** start Provided text **

The facts of the instant case arguably take it outside of Roe v. Flores-Ortega, because the defendant executed both a waiver of his right to file the instant collateral proceeding, and a full waiver of appeal rights. That Flores-Ortega does not dictate the result in cases where a defendant has voluntarily executed a full waiver of appeal rights but later changes his mind can be inferred from the partial dissent of Justice Souter (joined by Justices Stevens and Ginsburg). Justice Souter wrote:

[T]he crucial question in this case is whether, after a criminal conviction, a lawyer has a duty to consult with her client about the choice to appeal. The majority's conclusion is sometimes; mine is, almost always in those cases in which a plea of guilty has not obviously waived any claims of error.
Id. at 488, 120 S.Ct. at 1040-41 (emphasis added). Although Justice Souter wrote separately to emphasize that he believed the duty to consult concerning appeal rights was broader than that suggested by the majority, he drew the line in cases where counsel presumably had consulted with his client and the defendant had voluntarily waived all appeal rights. In a related footnote, Justice Souter explained that no duty to consult would exist, for example, in cases in which appeal rights had been waived:

I say "almost" always, recognizing that there can be cases beyond the margin: if a legally trained defendant were convicted in an error-free trial of an open-and-shut case, his counsel presumably would not be deficient in failing to explain the options. This is not what we have here. Nor is this a case in which the judge during the plea colloquy so fully explains appeal rights and possible issues as to obviate counsel's need to do the same; such a possibility is never very likely and exists only at the furthest reach of theory, given a defendant's right to adversarial representation, see Smith v. Robbins, at 296-297, 120 S.Ct. 746, 145 L.Ed.2d 756 (2000) (SOUTER, J., dissenting). Finally, of course, there is no claim here that Flores-Ortega waived his right to appeal as part of his plea agreement; although he pleaded guilty, the record shows that he and the State argued before the trial court for different sentences, and he had little understanding of the legal system. The fact of the plea is thus irrelevant to the disposition of the case.

** end Provided text **
** start Recorded information **

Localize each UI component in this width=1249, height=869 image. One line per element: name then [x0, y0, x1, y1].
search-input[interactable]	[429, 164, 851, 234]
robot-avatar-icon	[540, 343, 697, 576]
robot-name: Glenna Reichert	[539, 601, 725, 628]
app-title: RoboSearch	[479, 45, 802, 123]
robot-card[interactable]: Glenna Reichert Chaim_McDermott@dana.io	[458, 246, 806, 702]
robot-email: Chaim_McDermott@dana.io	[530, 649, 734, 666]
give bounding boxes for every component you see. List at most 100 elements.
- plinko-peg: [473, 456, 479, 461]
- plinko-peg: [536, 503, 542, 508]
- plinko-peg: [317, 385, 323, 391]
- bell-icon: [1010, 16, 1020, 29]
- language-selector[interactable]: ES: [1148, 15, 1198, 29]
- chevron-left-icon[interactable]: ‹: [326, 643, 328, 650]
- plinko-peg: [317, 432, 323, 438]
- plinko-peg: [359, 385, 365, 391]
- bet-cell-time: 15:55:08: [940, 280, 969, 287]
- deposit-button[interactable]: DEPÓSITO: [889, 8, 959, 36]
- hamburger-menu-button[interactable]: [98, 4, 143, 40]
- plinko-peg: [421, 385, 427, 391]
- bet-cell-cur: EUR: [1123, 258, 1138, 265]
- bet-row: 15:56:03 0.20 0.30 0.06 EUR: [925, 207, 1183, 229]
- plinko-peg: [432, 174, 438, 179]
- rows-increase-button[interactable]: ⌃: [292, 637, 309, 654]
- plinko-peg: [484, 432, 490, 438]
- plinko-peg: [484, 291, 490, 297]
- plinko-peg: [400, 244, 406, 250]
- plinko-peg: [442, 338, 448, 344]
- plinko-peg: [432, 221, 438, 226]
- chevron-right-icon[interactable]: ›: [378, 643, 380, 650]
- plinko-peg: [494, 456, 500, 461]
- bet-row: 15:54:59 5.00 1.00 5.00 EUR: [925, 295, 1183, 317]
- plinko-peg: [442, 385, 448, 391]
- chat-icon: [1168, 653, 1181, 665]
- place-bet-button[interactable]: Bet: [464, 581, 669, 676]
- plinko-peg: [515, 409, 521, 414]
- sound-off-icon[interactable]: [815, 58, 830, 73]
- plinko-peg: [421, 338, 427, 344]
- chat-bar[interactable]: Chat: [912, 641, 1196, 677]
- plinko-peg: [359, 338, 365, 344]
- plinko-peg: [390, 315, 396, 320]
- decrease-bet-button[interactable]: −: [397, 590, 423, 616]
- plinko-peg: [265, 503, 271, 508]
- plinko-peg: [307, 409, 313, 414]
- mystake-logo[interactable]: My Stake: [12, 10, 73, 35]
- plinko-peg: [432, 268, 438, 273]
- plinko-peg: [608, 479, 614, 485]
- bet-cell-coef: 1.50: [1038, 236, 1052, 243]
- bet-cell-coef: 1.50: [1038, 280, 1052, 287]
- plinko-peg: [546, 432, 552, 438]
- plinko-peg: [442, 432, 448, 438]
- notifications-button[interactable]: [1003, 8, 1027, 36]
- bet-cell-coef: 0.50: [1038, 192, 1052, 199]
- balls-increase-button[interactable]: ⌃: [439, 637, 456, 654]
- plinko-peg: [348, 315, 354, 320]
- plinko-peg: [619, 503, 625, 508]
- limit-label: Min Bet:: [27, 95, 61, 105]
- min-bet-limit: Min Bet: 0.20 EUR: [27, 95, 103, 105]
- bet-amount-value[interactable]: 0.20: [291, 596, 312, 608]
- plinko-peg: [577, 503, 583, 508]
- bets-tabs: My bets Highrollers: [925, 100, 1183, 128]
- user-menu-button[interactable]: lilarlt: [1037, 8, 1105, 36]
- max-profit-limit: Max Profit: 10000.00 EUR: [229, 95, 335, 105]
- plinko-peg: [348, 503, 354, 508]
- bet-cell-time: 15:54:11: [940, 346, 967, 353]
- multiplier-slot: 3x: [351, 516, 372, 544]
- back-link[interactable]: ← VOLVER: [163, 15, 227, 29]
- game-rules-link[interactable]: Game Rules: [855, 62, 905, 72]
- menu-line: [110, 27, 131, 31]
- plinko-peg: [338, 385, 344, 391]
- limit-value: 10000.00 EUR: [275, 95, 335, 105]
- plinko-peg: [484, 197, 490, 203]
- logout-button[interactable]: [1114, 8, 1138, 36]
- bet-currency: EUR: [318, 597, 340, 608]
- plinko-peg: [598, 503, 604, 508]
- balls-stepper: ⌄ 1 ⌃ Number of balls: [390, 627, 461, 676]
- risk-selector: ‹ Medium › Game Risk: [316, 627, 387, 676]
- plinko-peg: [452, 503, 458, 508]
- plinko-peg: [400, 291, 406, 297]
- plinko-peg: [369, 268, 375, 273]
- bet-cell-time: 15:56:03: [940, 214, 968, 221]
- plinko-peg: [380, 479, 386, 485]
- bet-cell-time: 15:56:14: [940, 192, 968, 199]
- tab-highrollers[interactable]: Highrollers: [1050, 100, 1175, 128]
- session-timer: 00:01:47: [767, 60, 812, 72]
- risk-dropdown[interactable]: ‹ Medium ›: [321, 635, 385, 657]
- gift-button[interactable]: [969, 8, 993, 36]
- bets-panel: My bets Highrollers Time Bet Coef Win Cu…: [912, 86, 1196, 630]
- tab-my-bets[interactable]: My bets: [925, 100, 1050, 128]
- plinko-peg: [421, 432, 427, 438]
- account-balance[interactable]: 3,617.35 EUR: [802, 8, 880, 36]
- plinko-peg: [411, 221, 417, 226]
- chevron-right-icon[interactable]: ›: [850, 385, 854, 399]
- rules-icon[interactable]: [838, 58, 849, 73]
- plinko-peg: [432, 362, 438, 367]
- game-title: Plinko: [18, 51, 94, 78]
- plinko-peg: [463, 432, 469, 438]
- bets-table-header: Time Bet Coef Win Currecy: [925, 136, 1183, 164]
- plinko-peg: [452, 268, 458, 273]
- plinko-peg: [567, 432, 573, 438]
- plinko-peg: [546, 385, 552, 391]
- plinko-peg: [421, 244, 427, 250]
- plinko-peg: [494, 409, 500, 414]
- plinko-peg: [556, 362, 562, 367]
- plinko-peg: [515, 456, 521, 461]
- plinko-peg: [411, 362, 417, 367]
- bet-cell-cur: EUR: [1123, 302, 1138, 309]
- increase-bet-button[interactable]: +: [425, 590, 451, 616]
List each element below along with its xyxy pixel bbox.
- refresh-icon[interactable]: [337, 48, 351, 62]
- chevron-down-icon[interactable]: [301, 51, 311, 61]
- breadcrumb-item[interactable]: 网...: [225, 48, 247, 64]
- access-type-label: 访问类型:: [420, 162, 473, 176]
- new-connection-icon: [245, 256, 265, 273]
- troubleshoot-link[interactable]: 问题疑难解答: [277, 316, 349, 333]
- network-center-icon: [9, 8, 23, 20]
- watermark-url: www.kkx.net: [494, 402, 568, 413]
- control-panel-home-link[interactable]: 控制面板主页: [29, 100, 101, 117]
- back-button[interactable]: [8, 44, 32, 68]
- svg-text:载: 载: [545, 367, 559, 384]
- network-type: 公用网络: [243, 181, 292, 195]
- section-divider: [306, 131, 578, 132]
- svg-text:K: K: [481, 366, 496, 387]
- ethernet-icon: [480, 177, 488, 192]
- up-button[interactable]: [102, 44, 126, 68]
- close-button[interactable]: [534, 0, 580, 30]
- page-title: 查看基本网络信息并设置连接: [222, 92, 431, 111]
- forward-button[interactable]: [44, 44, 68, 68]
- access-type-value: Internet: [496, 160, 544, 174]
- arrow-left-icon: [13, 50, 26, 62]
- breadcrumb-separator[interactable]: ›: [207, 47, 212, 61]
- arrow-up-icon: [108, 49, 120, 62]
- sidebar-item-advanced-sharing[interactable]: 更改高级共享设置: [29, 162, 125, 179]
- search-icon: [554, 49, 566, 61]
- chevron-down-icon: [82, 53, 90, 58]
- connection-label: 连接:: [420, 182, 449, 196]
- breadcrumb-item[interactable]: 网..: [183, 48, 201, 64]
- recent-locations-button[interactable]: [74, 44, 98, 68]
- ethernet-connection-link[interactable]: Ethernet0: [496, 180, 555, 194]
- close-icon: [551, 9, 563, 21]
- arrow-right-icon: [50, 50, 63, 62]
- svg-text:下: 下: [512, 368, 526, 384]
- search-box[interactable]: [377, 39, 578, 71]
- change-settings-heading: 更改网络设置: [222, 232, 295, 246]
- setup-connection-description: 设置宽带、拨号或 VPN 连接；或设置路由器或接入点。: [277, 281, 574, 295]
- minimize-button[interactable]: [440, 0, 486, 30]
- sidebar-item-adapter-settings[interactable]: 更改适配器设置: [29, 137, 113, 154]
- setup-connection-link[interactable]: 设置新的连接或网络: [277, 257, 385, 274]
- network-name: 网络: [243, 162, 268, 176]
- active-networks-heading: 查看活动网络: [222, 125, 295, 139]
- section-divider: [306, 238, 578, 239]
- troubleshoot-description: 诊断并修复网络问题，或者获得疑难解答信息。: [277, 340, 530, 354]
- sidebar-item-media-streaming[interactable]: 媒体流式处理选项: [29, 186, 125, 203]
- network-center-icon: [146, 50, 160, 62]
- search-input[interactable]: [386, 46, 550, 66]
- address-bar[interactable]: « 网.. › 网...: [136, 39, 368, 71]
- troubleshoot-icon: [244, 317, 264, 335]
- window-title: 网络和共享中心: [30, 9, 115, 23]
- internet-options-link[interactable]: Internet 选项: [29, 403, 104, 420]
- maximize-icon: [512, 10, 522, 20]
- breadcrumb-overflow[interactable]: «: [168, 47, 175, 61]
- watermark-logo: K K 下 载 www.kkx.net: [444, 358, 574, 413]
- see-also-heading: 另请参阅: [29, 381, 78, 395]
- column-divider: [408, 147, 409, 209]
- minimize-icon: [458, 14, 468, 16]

** end Recorded information **

Given task:
Please translate this sentence from the legal passage above into Spanish: "The fact of the plea is thus irrelevant to the disposition of the case."

The result:
El hecho de la declaración de culpabilidad es, por lo tanto, irrelevante para la resolución del caso.